* WHAT YOU NEED TO DO
For the entries that follow, state how many lines include the word "กงานประมงจ", giving the number and nothing else.

** start of SOURCE DATA **

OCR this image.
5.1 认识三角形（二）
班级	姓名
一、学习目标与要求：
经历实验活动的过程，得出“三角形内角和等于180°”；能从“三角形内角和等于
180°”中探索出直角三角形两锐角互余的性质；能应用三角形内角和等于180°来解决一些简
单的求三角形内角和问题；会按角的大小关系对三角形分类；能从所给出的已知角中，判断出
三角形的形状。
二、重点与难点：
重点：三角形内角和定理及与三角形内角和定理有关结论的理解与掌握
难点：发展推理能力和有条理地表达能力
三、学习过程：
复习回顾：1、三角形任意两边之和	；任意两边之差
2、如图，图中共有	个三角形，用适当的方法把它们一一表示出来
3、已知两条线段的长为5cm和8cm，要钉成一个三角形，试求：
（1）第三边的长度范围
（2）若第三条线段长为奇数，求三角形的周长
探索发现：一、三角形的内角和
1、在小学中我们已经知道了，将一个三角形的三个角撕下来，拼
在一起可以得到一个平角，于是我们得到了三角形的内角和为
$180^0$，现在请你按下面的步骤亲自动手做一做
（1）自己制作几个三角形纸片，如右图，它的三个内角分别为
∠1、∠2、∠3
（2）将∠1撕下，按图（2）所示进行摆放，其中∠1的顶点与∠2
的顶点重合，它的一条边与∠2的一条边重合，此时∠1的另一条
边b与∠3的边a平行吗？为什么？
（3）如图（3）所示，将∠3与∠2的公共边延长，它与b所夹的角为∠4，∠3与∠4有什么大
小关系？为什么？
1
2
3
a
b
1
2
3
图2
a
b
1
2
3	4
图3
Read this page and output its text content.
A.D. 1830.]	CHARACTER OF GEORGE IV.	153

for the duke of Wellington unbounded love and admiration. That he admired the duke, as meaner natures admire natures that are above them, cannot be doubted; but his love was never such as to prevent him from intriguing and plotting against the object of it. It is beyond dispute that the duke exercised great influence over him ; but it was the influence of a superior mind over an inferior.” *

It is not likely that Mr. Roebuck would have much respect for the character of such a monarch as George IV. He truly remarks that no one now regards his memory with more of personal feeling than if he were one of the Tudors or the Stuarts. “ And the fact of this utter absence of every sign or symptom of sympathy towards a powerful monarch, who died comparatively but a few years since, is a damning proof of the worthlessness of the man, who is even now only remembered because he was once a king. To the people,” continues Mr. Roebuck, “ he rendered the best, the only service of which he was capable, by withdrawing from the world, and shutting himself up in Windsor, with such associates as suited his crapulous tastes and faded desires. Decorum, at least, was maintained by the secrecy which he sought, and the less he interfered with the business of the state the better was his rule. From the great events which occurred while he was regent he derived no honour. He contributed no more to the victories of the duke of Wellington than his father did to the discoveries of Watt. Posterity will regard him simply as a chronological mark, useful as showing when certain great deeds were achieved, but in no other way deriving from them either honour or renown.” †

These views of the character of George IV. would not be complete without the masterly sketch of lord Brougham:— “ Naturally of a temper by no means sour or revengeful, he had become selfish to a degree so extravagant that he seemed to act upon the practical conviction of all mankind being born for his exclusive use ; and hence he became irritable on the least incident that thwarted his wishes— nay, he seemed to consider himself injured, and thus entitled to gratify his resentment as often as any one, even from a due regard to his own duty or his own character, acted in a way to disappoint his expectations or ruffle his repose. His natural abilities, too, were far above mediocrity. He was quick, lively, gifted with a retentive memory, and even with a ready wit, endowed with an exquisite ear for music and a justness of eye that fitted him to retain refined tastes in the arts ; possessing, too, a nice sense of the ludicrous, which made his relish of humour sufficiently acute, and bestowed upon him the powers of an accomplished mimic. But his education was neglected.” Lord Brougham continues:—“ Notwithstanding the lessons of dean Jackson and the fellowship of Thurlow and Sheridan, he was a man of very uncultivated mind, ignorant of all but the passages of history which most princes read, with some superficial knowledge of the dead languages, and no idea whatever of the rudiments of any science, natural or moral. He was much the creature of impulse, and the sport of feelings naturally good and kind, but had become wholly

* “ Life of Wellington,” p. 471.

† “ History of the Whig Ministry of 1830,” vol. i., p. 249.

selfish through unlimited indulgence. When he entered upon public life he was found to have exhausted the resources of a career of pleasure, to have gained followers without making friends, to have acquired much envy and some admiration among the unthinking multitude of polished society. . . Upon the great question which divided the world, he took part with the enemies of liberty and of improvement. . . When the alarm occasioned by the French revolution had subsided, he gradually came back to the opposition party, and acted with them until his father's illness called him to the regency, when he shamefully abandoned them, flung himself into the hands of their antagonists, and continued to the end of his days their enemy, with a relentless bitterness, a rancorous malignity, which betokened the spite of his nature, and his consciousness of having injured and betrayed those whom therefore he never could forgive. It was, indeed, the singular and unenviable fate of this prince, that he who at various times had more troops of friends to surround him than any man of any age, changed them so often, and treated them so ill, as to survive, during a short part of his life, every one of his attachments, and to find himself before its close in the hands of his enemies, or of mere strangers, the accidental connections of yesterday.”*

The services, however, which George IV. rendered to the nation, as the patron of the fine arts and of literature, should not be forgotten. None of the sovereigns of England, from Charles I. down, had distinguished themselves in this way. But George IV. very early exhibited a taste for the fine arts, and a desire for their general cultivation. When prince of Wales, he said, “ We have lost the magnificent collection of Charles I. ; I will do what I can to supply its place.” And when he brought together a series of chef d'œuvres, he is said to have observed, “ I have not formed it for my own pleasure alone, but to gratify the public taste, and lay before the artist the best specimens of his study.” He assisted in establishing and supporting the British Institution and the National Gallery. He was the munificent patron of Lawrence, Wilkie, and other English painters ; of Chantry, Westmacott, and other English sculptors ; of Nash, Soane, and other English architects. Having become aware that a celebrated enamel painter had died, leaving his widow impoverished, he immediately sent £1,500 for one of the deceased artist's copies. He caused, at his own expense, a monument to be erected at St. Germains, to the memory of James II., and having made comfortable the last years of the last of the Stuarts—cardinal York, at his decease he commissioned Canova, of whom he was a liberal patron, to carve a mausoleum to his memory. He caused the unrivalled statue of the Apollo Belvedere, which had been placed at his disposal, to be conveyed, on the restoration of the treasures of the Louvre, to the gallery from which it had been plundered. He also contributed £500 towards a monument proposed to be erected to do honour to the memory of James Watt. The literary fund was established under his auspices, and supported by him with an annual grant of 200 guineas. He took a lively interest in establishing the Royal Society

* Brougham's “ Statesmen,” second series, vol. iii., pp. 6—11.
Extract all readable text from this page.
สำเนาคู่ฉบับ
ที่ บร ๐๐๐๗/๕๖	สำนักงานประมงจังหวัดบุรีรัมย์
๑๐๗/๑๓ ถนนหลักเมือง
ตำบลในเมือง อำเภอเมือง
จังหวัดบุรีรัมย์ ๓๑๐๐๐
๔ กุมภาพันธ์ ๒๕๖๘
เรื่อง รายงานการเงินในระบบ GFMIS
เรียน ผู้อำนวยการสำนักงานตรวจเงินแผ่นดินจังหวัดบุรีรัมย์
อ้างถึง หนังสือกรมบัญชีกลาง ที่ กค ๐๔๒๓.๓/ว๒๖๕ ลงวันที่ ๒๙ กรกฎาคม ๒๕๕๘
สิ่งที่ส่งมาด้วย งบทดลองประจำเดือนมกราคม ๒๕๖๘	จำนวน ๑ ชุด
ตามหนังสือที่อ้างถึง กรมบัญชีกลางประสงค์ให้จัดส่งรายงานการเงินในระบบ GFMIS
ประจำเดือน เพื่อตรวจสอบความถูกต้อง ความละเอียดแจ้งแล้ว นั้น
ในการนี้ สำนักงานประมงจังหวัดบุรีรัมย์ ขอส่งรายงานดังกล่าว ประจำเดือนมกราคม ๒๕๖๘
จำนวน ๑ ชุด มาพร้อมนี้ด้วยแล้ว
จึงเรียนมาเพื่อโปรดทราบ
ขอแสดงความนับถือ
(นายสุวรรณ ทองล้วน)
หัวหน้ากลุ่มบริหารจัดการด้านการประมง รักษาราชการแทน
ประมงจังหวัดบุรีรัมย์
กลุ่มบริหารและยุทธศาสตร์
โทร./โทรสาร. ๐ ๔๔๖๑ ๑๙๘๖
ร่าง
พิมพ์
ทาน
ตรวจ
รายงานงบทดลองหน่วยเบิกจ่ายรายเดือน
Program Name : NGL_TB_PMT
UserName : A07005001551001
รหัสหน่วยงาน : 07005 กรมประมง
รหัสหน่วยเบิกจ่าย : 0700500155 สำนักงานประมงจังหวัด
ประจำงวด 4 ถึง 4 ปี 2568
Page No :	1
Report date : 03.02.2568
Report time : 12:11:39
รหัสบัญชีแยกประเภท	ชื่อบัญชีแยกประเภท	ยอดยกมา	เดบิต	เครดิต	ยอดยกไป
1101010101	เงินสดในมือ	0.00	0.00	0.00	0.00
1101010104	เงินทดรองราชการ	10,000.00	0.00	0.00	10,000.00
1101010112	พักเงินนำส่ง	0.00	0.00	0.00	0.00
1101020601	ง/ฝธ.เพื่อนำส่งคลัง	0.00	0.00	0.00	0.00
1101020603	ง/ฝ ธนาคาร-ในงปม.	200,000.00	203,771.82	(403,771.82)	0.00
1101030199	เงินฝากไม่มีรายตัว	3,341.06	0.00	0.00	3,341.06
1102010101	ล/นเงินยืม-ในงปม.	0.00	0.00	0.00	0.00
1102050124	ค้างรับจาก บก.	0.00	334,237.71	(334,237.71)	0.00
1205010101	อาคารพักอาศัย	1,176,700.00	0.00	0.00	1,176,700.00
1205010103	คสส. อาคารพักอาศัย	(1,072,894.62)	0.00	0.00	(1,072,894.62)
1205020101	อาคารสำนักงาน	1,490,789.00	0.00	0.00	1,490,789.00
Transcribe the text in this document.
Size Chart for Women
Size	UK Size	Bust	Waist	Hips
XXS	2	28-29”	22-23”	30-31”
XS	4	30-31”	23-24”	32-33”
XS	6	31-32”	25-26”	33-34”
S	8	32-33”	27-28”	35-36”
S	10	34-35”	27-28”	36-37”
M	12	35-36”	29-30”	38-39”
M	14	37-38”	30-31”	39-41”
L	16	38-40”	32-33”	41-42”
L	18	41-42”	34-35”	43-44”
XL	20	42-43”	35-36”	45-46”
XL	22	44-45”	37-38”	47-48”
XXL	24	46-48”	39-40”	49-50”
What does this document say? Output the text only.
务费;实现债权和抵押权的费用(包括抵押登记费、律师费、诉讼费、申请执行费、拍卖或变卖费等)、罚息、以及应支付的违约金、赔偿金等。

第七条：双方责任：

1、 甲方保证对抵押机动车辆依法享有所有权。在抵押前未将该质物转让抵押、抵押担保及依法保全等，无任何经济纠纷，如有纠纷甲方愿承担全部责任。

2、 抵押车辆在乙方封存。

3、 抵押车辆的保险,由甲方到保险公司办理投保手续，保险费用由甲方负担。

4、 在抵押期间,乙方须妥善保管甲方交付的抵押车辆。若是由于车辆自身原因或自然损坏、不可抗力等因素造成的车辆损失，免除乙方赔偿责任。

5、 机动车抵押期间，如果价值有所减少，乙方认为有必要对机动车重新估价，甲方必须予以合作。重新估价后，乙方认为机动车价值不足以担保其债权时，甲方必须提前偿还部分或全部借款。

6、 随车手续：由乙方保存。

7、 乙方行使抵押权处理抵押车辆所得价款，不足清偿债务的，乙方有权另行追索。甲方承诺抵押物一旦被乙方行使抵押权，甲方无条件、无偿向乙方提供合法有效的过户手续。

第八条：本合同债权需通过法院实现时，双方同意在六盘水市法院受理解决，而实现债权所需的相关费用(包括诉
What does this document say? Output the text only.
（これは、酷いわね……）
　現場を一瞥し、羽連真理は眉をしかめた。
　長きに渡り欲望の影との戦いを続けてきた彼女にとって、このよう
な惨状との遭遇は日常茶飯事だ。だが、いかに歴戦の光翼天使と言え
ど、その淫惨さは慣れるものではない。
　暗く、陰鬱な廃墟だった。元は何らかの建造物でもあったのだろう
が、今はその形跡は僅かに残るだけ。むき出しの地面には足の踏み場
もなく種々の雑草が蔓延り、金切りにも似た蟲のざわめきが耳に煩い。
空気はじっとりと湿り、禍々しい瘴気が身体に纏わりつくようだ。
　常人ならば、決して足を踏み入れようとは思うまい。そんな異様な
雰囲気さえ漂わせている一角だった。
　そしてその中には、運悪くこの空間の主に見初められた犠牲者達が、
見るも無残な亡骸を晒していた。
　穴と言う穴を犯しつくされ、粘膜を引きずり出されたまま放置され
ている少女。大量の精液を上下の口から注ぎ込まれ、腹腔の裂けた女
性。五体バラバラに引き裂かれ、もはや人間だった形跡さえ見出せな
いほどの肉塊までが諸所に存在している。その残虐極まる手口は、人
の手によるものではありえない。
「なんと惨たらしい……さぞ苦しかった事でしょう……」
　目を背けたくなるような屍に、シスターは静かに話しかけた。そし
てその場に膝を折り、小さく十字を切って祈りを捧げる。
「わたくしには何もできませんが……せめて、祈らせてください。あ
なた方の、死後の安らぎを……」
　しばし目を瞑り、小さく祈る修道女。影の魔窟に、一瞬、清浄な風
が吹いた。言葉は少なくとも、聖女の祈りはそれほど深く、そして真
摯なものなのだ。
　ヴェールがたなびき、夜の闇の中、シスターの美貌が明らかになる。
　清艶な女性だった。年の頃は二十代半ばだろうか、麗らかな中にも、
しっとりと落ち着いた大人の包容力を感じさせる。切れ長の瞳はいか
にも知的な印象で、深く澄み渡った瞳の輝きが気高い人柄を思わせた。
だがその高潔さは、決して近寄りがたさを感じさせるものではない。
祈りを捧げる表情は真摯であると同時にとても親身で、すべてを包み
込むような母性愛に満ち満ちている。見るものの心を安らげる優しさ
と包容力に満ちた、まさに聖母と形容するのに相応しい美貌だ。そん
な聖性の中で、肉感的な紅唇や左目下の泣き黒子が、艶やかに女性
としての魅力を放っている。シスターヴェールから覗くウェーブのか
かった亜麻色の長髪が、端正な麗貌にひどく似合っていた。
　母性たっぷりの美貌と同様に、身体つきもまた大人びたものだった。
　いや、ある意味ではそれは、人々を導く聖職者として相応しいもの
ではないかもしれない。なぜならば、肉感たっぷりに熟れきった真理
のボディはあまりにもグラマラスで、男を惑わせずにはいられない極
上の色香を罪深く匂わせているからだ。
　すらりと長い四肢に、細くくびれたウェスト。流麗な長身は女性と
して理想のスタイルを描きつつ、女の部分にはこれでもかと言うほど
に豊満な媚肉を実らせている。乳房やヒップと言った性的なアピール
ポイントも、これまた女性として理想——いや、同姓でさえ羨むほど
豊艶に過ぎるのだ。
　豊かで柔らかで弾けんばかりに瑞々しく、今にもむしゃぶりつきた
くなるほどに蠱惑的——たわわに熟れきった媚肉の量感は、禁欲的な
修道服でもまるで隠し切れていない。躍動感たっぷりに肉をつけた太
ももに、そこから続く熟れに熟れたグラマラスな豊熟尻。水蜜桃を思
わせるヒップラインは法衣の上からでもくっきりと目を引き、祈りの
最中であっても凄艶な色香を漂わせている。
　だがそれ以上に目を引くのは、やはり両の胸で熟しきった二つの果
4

** end of SOURCE DATA **

* ANSWER TO THE PROBLEM
3